Quote word for word from the line holding "Read out every word on this page." to the last line below, including both, and omit any pictures.

— begin Supplied information —

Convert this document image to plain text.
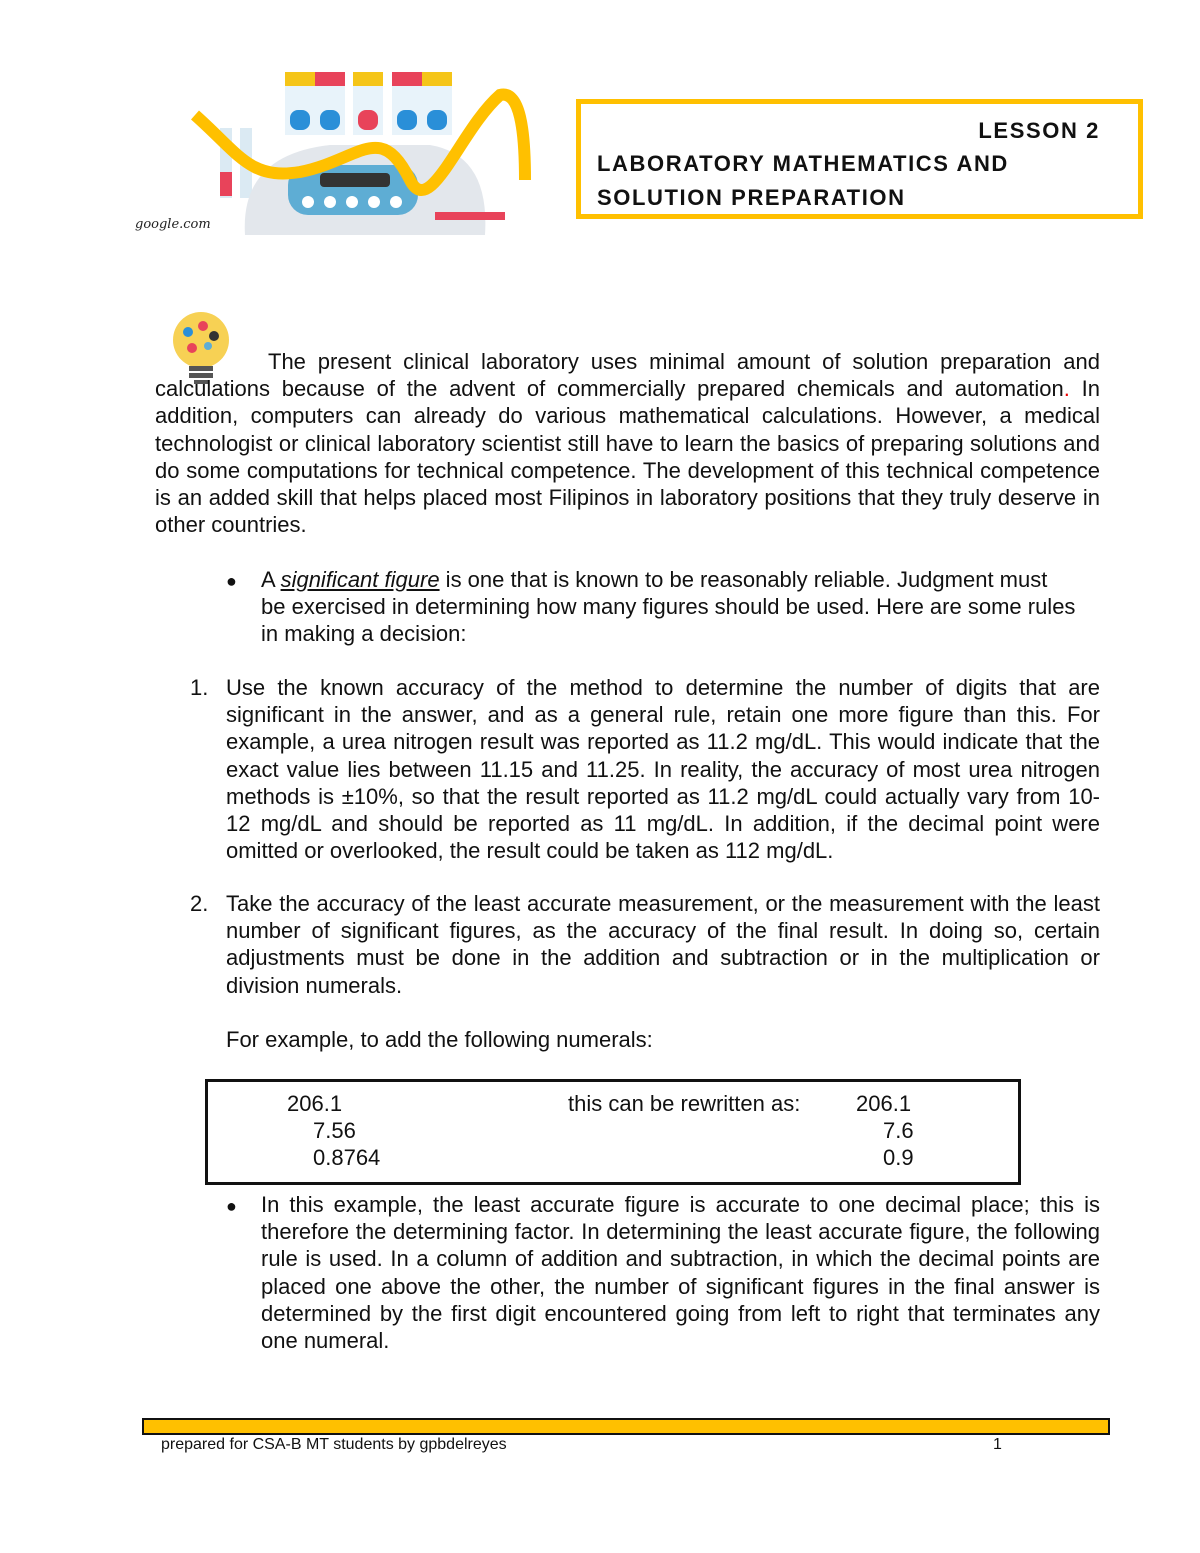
google.com
LESSON 2
LABORATORY MATHEMATICS AND
SOLUTION PREPARATION
The present clinical laboratory uses minimal amount of solution preparation and calculations because of the advent of commercially prepared chemicals and automation. In addition, computers can already do various mathematical calculations. However, a medical technologist or clinical laboratory scientist still have to learn the basics of preparing solutions and do some computations for technical competence. The development of this technical competence is an added skill that helps placed most Filipinos in laboratory positions that they truly deserve in other countries.
● A significant figure is one that is known to be reasonably reliable. Judgment must be exercised in determining how many figures should be used. Here are some rules in making a decision:
1. Use the known accuracy of the method to determine the number of digits that are significant in the answer, and as a general rule, retain one more figure than this. For example, a urea nitrogen result was reported as 11.2 mg/dL. This would indicate that the exact value lies between 11.15 and 11.25. In reality, the accuracy of most urea nitrogen methods is ±10%, so that the result reported as 11.2 mg/dL could actually vary from 10-12 mg/dL and should be reported as 11 mg/dL. In addition, if the decimal point were omitted or overlooked, the result could be taken as 112 mg/dL.
2. Take the accuracy of the least accurate measurement, or the measurement with the least number of significant figures, as the accuracy of the final result. In doing so, certain adjustments must be done in the addition and subtraction or in the multiplication or division numerals.
For example, to add the following numerals:
206.1
7.56
0.8764
this can be rewritten as:	206.1
7.6
0.9
● In this example, the least accurate figure is accurate to one decimal place; this is therefore the determining factor. In determining the least accurate figure, the following rule is used. In a column of addition and subtraction, in which the decimal points are placed one above the other, the number of significant figures in the final answer is determined by the first digit encountered going from left to right that terminates any one numeral.
prepared for CSA-B MT students by gpbdelreyes	1
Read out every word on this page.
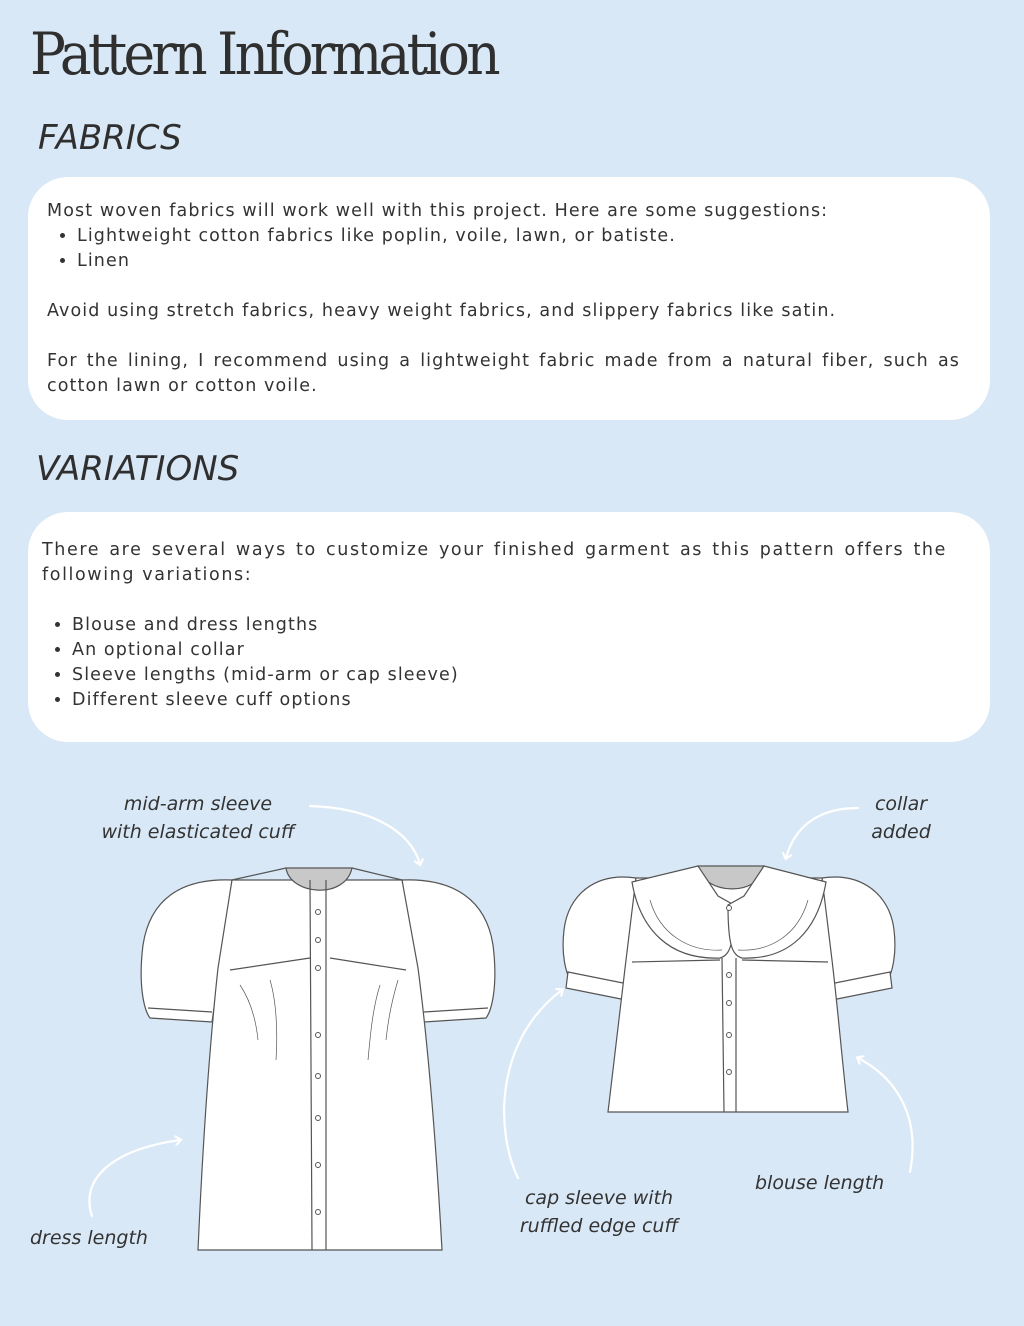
Pattern Information
FABRICS

Most woven fabrics will work well with this project. Here are some suggestions:

• Lightweight cotton fabrics like poplin, voile, lawn, or batiste.
• Linen

Avoid using stretch fabrics, heavy weight fabrics, and slippery fabrics like satin.

For the lining, I recommend using a lightweight fabric made from a natural fiber, such as cotton lawn or cotton voile.

VARIATIONS

There are several ways to customize your finished garment as this pattern offers the following variations:

• Blouse and dress lengths
• An optional collar
• Sleeve lengths (mid-arm or cap sleeve)
• Different sleeve cuff options
mid-arm sleeve
with elasticated cuff
collar
added
dress length
cap sleeve with
ruffled edge cuff
blouse length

— end Supplied information —

(Response below):
Read out every word on this page.
Pattern Information
FABRICS

Most woven fabrics will work well with this project. Here are some suggestions:

• Lightweight cotton fabrics like poplin, voile, lawn, or batiste.
• Linen

Avoid using stretch fabrics, heavy weight fabrics, and slippery fabrics like satin.

For the lining, I recommend using a lightweight fabric made from a natural fiber, such as cotton lawn or cotton voile.

VARIATIONS

There are several ways to customize your finished garment as this pattern offers the following variations:

• Blouse and dress lengths
• An optional collar
• Sleeve lengths (mid-arm or cap sleeve)
• Different sleeve cuff options
mid-arm sleeve
with elasticated cuff
collar
added
dress length
cap sleeve with
ruffled edge cuff
blouse length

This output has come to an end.